* WHAT NEEDS TO BE DONE
Go through the listing and copy every line word for word.

Recorded data:
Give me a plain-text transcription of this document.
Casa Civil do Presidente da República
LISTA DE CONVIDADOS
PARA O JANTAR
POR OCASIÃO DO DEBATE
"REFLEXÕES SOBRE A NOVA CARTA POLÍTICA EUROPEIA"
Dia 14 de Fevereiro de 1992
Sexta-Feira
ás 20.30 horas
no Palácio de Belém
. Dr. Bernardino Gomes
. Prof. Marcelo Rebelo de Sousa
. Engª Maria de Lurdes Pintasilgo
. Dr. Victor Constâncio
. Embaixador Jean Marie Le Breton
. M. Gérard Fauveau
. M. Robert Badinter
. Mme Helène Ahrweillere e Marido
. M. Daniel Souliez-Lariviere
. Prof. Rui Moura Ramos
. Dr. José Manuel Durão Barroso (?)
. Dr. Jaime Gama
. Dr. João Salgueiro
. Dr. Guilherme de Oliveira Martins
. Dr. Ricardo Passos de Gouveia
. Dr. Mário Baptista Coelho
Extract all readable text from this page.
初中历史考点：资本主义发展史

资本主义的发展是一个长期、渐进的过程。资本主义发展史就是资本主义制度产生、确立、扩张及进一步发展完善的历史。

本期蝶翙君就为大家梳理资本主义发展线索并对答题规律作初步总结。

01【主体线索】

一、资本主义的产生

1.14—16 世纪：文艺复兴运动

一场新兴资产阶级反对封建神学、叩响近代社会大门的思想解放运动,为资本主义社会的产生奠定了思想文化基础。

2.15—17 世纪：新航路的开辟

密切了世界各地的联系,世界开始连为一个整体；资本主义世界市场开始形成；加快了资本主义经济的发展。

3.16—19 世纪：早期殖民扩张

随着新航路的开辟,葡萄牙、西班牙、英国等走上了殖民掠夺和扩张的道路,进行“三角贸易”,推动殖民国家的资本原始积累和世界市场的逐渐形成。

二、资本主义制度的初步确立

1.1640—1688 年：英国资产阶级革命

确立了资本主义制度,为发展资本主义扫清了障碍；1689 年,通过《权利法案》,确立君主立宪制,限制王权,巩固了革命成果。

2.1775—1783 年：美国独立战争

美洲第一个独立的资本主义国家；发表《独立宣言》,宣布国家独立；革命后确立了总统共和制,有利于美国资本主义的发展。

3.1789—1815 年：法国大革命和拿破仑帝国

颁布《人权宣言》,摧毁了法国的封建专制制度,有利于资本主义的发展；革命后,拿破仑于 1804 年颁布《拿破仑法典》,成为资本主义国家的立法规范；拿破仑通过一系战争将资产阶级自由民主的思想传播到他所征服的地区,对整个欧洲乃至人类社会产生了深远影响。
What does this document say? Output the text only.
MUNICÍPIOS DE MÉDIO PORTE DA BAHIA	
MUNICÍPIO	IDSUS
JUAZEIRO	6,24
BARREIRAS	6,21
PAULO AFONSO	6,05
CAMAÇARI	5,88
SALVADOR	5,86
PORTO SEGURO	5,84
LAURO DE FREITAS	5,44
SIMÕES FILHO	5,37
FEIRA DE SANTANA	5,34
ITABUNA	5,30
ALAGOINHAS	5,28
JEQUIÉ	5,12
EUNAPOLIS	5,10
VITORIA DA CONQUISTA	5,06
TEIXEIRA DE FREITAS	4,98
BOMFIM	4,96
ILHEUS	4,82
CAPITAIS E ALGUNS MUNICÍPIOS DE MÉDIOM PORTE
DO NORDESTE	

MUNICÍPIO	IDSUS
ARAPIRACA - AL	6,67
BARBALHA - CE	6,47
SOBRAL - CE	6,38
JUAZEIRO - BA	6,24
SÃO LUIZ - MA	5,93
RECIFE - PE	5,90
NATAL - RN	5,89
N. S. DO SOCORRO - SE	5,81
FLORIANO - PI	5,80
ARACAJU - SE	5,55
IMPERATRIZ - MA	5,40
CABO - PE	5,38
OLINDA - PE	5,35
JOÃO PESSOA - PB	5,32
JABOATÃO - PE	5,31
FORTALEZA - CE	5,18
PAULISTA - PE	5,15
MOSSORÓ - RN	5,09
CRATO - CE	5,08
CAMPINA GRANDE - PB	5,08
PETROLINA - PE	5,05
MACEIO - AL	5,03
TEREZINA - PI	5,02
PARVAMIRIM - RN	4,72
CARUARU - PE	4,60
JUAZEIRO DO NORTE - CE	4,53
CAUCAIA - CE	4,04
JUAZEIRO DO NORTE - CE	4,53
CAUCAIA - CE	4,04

* COMPLETED TASK
Give me a plain-text transcription of this document.
Casa Civil do Presidente da República
LISTA DE CONVIDADOS
PARA O JANTAR
POR OCASIÃO DO DEBATE
"REFLEXÕES SOBRE A NOVA CARTA POLÍTICA EUROPEIA"
Dia 14 de Fevereiro de 1992
Sexta-Feira
ás 20.30 horas
no Palácio de Belém
. Dr. Bernardino Gomes
. Prof. Marcelo Rebelo de Sousa
. Engª Maria de Lurdes Pintasilgo
. Dr. Victor Constâncio
. Embaixador Jean Marie Le Breton
. M. Gérard Fauveau
. M. Robert Badinter
. Mme Helène Ahrweillere e Marido
. M. Daniel Souliez-Lariviere
. Prof. Rui Moura Ramos
. Dr. José Manuel Durão Barroso (?)
. Dr. Jaime Gama
. Dr. João Salgueiro
. Dr. Guilherme de Oliveira Martins
. Dr. Ricardo Passos de Gouveia
. Dr. Mário Baptista Coelho
Extract all readable text from this page.
初中历史考点：资本主义发展史

资本主义的发展是一个长期、渐进的过程。资本主义发展史就是资本主义制度产生、确立、扩张及进一步发展完善的历史。

本期蝶翙君就为大家梳理资本主义发展线索并对答题规律作初步总结。

01【主体线索】

一、资本主义的产生

1.14—16 世纪：文艺复兴运动

一场新兴资产阶级反对封建神学、叩响近代社会大门的思想解放运动,为资本主义社会的产生奠定了思想文化基础。

2.15—17 世纪：新航路的开辟

密切了世界各地的联系,世界开始连为一个整体；资本主义世界市场开始形成；加快了资本主义经济的发展。

3.16—19 世纪：早期殖民扩张

随着新航路的开辟,葡萄牙、西班牙、英国等走上了殖民掠夺和扩张的道路,进行“三角贸易”,推动殖民国家的资本原始积累和世界市场的逐渐形成。

二、资本主义制度的初步确立

1.1640—1688 年：英国资产阶级革命

确立了资本主义制度,为发展资本主义扫清了障碍；1689 年,通过《权利法案》,确立君主立宪制,限制王权,巩固了革命成果。

2.1775—1783 年：美国独立战争

美洲第一个独立的资本主义国家；发表《独立宣言》,宣布国家独立；革命后确立了总统共和制,有利于美国资本主义的发展。

3.1789—1815 年：法国大革命和拿破仑帝国

颁布《人权宣言》,摧毁了法国的封建专制制度,有利于资本主义的发展；革命后,拿破仑于 1804 年颁布《拿破仑法典》,成为资本主义国家的立法规范；拿破仑通过一系战争将资产阶级自由民主的思想传播到他所征服的地区,对整个欧洲乃至人类社会产生了深远影响。
What does this document say? Output the text only.
MUNICÍPIOS DE MÉDIO PORTE DA BAHIA	
MUNICÍPIO	IDSUS
JUAZEIRO	6,24
BARREIRAS	6,21
PAULO AFONSO	6,05
CAMAÇARI	5,88
SALVADOR	5,86
PORTO SEGURO	5,84
LAURO DE FREITAS	5,44
SIMÕES FILHO	5,37
FEIRA DE SANTANA	5,34
ITABUNA	5,30
ALAGOINHAS	5,28
JEQUIÉ	5,12
EUNAPOLIS	5,10
VITORIA DA CONQUISTA	5,06
TEIXEIRA DE FREITAS	4,98
BOMFIM	4,96
ILHEUS	4,82
CAPITAIS E ALGUNS MUNICÍPIOS DE MÉDIOM PORTE
DO NORDESTE	

MUNICÍPIO	IDSUS
ARAPIRACA - AL	6,67
BARBALHA - CE	6,47
SOBRAL - CE	6,38
JUAZEIRO - BA	6,24
SÃO LUIZ - MA	5,93
RECIFE - PE	5,90
NATAL - RN	5,89
N. S. DO SOCORRO - SE	5,81
FLORIANO - PI	5,80
ARACAJU - SE	5,55
IMPERATRIZ - MA	5,40
CABO - PE	5,38
OLINDA - PE	5,35
JOÃO PESSOA - PB	5,32
JABOATÃO - PE	5,31
FORTALEZA - CE	5,18
PAULISTA - PE	5,15
MOSSORÓ - RN	5,09
CRATO - CE	5,08
CAMPINA GRANDE - PB	5,08
PETROLINA - PE	5,05
MACEIO - AL	5,03
TEREZINA - PI	5,02
PARVAMIRIM - RN	4,72
CARUARU - PE	4,60
JUAZEIRO DO NORTE - CE	4,53
CAUCAIA - CE	4,04
JUAZEIRO DO NORTE - CE	4,53
CAUCAIA - CE	4,04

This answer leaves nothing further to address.